__WHAT THIS TASK INVOLVES__
Go through the records and report each line holding the string "hoặc".

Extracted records
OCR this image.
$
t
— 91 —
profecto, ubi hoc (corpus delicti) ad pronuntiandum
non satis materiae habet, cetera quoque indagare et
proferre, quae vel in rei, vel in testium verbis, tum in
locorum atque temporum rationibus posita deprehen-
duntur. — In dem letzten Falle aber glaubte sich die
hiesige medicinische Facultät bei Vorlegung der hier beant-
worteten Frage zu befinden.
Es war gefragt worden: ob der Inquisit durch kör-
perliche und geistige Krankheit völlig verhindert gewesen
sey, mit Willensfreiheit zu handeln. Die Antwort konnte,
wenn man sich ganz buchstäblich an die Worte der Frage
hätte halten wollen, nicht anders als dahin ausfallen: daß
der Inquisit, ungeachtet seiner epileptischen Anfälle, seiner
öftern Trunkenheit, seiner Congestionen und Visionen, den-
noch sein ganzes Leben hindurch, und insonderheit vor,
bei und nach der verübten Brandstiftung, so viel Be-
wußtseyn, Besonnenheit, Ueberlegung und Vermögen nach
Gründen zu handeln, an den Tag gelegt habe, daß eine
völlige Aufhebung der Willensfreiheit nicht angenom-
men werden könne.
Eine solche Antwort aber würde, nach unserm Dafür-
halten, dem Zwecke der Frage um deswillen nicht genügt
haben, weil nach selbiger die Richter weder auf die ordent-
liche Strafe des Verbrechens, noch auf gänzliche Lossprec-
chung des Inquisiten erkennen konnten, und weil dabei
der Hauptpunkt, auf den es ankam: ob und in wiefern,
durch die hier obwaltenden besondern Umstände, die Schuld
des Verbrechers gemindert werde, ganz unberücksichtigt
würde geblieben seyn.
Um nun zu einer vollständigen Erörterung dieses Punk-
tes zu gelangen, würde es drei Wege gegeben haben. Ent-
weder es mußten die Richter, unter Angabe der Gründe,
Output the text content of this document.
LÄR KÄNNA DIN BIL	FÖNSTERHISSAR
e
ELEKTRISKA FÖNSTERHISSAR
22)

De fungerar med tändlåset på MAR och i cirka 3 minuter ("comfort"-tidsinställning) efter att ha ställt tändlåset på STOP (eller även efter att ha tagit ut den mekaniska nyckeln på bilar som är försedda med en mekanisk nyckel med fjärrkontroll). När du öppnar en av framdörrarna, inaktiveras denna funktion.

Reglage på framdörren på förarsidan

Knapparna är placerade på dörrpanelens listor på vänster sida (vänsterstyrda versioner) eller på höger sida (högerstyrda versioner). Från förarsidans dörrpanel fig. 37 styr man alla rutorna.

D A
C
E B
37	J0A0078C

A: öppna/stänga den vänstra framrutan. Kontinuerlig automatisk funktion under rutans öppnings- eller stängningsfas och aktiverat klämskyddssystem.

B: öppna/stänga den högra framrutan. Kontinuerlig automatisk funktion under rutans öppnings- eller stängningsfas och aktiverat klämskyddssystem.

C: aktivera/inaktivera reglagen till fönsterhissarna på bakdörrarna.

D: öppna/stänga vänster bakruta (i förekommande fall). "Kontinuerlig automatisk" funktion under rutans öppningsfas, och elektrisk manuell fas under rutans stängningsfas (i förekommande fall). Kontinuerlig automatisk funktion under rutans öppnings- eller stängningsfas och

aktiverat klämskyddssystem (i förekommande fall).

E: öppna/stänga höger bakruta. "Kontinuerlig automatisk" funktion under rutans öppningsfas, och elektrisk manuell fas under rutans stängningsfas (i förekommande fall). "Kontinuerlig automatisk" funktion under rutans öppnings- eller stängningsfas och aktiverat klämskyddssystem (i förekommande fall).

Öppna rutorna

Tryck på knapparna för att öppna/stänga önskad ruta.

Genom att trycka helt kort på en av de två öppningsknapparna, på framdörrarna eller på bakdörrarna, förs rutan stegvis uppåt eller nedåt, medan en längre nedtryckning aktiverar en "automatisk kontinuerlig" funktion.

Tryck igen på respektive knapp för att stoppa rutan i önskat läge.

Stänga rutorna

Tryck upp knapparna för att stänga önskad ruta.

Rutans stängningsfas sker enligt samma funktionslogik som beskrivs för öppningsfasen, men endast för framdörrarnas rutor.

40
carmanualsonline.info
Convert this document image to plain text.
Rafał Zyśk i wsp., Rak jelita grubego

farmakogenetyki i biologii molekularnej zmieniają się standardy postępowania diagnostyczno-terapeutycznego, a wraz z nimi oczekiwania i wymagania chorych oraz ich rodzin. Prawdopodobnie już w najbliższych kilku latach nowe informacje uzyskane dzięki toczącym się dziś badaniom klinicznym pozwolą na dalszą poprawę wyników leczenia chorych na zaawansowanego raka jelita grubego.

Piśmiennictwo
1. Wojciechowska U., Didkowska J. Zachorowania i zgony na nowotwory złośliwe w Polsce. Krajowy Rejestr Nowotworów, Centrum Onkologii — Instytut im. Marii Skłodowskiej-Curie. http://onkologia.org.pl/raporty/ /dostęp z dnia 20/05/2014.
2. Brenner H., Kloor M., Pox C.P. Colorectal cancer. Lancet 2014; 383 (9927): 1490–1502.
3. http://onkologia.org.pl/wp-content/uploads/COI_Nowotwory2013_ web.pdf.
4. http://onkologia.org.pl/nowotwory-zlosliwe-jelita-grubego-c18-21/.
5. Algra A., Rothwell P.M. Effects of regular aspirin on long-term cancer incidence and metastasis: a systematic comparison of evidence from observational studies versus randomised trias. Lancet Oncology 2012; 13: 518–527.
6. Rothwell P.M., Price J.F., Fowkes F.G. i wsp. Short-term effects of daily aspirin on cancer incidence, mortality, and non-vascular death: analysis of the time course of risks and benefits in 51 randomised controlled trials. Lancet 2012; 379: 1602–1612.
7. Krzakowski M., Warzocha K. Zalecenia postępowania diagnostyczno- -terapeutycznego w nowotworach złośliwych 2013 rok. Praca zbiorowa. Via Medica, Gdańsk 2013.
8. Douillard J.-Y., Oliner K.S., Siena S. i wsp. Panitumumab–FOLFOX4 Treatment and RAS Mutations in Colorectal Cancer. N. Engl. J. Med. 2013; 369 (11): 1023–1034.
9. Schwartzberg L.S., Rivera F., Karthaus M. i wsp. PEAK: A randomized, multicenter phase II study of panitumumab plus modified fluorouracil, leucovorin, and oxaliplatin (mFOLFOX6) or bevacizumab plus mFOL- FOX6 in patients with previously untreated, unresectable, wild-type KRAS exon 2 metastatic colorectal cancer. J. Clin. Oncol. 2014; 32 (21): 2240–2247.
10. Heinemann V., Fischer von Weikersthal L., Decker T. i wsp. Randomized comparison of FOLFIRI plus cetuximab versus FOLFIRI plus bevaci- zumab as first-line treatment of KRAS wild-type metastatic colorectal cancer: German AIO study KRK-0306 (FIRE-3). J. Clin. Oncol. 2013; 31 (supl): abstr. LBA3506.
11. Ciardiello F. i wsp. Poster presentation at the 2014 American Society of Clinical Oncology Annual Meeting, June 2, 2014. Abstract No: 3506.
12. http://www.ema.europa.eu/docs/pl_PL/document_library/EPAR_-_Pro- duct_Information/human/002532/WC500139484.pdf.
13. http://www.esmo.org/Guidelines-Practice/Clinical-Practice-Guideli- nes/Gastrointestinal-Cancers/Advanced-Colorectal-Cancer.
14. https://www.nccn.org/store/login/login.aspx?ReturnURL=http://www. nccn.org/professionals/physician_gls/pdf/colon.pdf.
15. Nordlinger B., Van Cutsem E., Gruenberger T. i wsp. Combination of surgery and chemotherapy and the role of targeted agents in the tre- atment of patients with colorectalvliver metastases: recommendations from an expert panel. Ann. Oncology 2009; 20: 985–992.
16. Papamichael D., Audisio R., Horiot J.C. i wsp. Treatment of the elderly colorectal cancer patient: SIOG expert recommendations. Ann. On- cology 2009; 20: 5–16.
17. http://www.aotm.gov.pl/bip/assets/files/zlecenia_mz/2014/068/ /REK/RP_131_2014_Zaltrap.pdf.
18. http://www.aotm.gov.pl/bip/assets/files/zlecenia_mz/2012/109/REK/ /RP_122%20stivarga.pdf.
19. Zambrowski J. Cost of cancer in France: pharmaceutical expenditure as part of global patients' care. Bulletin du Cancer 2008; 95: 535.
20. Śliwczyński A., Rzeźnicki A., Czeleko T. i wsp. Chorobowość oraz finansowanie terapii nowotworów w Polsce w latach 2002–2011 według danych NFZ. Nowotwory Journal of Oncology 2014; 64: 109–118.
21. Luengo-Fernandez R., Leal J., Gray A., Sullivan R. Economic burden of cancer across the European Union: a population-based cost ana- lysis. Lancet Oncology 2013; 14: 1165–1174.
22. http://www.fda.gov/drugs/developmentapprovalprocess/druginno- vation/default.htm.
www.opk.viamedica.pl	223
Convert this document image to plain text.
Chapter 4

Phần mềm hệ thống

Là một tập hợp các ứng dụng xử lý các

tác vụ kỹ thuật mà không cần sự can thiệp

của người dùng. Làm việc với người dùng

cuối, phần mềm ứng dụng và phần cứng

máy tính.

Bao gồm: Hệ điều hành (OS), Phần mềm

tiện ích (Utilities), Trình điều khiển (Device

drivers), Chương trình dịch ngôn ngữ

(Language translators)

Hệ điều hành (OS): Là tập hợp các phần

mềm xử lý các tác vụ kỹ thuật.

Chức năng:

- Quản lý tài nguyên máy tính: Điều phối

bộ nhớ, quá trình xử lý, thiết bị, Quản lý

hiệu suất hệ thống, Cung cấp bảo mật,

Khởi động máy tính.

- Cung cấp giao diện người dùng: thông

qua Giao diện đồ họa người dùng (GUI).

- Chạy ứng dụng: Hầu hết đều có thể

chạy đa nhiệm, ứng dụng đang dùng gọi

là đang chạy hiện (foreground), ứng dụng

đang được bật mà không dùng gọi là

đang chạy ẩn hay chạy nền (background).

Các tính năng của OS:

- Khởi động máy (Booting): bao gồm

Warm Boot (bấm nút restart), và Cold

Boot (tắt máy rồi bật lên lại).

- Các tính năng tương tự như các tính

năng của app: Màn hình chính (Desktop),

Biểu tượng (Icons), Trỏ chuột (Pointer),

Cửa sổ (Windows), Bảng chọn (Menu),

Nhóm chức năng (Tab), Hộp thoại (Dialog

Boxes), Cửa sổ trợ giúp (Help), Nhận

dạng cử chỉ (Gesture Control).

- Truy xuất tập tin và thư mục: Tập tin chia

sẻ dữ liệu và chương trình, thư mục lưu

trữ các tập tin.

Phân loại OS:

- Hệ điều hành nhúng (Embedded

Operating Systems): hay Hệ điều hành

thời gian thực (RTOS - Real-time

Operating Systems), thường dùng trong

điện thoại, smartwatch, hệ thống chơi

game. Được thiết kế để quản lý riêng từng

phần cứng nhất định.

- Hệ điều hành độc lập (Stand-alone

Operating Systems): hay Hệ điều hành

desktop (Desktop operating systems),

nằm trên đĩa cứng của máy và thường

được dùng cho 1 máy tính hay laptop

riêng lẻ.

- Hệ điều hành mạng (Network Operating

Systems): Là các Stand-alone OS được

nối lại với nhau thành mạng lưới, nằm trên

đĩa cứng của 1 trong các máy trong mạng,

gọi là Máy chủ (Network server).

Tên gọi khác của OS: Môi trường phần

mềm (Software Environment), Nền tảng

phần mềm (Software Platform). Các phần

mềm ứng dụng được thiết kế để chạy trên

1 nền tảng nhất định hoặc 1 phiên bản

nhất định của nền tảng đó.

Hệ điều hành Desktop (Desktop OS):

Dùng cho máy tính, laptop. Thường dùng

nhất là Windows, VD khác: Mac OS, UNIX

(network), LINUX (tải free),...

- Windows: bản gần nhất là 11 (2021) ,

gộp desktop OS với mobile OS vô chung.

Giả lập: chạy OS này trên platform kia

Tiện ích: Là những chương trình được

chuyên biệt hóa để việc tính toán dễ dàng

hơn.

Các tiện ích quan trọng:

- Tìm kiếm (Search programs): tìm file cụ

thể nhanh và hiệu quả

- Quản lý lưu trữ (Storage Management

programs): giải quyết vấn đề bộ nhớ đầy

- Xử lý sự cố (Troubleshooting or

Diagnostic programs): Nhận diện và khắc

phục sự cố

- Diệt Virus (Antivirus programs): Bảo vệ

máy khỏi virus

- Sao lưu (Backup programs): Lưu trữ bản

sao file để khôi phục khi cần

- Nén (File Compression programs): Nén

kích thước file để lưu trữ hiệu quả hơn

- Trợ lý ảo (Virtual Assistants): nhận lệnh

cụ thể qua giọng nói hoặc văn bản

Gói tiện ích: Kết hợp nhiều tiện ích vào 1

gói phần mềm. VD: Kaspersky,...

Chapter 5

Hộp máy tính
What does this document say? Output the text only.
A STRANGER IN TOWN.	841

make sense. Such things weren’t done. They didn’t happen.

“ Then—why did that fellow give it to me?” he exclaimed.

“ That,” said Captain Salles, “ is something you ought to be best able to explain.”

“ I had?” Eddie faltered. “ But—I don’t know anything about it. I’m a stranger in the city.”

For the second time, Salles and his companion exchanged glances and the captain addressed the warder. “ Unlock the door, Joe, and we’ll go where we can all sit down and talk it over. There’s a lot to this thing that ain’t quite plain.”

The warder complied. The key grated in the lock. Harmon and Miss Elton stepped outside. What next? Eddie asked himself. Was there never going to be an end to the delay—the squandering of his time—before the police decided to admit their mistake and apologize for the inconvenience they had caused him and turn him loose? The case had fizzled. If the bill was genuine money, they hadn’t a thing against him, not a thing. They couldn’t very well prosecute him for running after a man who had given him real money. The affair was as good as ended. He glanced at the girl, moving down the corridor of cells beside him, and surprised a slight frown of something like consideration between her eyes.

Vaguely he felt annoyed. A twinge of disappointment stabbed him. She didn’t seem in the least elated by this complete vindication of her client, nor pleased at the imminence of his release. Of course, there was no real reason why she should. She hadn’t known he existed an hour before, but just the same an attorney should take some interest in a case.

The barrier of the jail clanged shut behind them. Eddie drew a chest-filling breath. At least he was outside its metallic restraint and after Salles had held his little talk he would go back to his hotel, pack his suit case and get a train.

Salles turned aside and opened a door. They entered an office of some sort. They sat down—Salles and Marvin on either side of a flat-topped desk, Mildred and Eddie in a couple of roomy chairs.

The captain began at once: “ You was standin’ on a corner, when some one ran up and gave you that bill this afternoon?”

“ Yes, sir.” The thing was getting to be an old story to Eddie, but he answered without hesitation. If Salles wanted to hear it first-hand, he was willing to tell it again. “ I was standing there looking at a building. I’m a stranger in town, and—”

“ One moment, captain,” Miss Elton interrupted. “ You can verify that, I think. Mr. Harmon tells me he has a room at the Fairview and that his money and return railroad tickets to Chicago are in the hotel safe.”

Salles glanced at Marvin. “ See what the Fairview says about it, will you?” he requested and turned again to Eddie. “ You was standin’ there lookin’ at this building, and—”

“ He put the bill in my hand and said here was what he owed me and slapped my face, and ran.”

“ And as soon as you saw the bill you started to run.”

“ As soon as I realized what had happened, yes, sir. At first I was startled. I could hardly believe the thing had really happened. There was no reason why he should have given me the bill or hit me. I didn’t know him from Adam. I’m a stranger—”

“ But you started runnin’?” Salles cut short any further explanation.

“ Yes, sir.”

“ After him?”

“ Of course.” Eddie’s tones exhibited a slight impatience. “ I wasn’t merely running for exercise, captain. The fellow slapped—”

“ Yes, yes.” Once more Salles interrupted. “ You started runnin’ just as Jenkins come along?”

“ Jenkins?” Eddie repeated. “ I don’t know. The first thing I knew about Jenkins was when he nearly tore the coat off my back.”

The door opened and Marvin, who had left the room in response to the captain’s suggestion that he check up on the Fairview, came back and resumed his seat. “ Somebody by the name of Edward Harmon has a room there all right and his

__WRITTEN SOLUTION__
1 nền tảng nhất định hoặc 1 phiên bản
cụ thể qua giọng nói hoặc văn bản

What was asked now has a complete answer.